--- START OF MATERIAL TO PROCESS ---

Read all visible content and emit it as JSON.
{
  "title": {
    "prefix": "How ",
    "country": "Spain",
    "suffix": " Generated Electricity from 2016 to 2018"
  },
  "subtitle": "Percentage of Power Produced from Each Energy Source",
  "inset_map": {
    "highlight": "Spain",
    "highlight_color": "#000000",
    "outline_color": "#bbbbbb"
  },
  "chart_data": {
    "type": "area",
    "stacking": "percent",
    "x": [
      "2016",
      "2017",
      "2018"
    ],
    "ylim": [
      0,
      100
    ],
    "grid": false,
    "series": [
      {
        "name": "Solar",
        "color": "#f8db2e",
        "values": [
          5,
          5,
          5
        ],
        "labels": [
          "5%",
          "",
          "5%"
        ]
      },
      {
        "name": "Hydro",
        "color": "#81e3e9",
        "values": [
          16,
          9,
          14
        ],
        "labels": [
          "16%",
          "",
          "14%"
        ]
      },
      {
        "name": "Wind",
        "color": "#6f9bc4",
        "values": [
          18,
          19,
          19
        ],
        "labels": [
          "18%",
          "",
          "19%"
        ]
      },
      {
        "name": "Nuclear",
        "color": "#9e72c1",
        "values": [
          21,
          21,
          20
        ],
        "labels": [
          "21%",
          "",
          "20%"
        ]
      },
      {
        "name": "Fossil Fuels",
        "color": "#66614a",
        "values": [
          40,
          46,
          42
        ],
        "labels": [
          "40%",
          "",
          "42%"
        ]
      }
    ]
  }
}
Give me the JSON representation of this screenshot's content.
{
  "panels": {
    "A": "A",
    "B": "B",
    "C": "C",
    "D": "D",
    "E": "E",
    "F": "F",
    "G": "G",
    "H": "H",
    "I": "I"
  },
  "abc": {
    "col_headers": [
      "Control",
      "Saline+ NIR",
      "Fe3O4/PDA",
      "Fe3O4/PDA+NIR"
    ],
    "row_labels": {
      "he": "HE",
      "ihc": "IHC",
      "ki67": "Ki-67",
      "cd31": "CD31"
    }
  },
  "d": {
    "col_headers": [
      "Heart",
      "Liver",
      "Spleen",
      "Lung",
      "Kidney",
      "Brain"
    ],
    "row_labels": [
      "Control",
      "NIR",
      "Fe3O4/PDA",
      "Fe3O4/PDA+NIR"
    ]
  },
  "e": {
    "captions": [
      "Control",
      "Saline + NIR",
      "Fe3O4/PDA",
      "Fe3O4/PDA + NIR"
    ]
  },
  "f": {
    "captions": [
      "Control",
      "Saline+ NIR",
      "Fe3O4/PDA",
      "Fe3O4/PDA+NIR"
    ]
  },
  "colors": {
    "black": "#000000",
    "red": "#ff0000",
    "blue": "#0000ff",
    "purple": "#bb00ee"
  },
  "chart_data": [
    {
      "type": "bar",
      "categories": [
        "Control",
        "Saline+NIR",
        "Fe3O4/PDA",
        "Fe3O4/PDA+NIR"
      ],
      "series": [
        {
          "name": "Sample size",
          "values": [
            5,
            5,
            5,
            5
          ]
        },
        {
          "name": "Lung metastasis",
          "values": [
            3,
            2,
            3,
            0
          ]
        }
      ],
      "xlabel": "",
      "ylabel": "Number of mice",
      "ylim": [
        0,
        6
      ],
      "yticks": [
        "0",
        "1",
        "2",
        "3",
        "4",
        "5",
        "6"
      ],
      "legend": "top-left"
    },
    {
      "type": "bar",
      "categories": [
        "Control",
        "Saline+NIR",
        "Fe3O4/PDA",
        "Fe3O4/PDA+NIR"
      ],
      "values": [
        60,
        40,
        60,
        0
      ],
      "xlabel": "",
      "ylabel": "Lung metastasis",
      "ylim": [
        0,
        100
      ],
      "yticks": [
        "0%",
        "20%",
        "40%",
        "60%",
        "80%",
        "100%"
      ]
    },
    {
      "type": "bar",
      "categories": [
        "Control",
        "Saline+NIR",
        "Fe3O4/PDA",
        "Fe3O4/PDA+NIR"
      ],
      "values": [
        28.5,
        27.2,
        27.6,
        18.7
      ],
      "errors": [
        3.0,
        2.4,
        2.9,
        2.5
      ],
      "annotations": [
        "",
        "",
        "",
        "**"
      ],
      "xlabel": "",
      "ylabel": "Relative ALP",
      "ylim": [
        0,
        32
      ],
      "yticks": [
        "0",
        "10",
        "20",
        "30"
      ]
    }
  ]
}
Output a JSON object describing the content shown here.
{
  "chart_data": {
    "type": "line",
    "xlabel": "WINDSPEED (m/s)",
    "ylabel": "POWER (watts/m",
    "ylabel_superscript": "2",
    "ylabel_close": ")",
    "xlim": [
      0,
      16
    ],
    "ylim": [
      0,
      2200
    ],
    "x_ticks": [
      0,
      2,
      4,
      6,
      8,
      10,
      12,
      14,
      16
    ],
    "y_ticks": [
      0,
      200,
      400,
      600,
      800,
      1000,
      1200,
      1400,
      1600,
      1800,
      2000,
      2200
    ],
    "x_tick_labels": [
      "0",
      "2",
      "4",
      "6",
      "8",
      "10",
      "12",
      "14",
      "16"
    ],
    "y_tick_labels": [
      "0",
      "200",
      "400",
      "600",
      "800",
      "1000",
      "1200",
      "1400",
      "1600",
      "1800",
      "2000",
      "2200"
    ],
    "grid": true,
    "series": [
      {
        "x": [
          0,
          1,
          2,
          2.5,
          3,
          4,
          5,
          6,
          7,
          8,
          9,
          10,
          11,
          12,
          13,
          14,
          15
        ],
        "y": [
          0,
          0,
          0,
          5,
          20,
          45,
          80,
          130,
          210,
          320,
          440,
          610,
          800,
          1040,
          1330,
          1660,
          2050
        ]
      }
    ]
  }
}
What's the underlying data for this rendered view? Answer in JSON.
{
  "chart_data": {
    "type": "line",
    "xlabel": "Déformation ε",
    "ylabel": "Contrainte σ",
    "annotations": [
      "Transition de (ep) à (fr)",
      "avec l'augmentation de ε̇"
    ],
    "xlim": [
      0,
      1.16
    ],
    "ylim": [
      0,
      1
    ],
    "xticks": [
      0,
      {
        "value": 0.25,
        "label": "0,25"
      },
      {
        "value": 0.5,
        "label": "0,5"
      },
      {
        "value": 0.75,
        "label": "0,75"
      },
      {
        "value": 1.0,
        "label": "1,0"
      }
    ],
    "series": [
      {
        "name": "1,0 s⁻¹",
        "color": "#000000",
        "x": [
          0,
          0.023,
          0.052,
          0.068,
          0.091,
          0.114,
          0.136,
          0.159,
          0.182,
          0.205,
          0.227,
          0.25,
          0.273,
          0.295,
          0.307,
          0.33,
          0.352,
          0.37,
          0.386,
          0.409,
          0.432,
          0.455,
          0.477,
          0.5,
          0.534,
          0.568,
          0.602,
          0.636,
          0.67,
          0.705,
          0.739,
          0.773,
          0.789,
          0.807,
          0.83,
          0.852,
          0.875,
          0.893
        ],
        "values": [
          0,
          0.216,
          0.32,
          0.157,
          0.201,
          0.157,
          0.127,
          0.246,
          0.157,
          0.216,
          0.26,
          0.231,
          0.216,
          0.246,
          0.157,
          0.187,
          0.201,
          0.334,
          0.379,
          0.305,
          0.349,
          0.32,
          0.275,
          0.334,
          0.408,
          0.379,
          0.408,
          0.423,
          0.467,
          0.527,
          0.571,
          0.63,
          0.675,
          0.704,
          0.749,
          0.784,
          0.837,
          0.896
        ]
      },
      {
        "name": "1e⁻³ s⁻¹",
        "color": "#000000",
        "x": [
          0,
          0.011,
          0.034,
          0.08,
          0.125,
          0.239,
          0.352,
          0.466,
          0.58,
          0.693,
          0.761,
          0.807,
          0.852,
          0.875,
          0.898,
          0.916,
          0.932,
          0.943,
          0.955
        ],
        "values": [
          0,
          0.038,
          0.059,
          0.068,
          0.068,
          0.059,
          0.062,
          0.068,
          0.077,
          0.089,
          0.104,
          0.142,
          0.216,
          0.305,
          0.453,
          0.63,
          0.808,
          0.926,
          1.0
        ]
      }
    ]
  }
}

--- END OF MATERIAL TO PROCESS ---

#### PROBLEM TO WORK ON
Determine the number of lines in the records that include the string "name", and respond with that number only.

#### FINAL ANSWER
9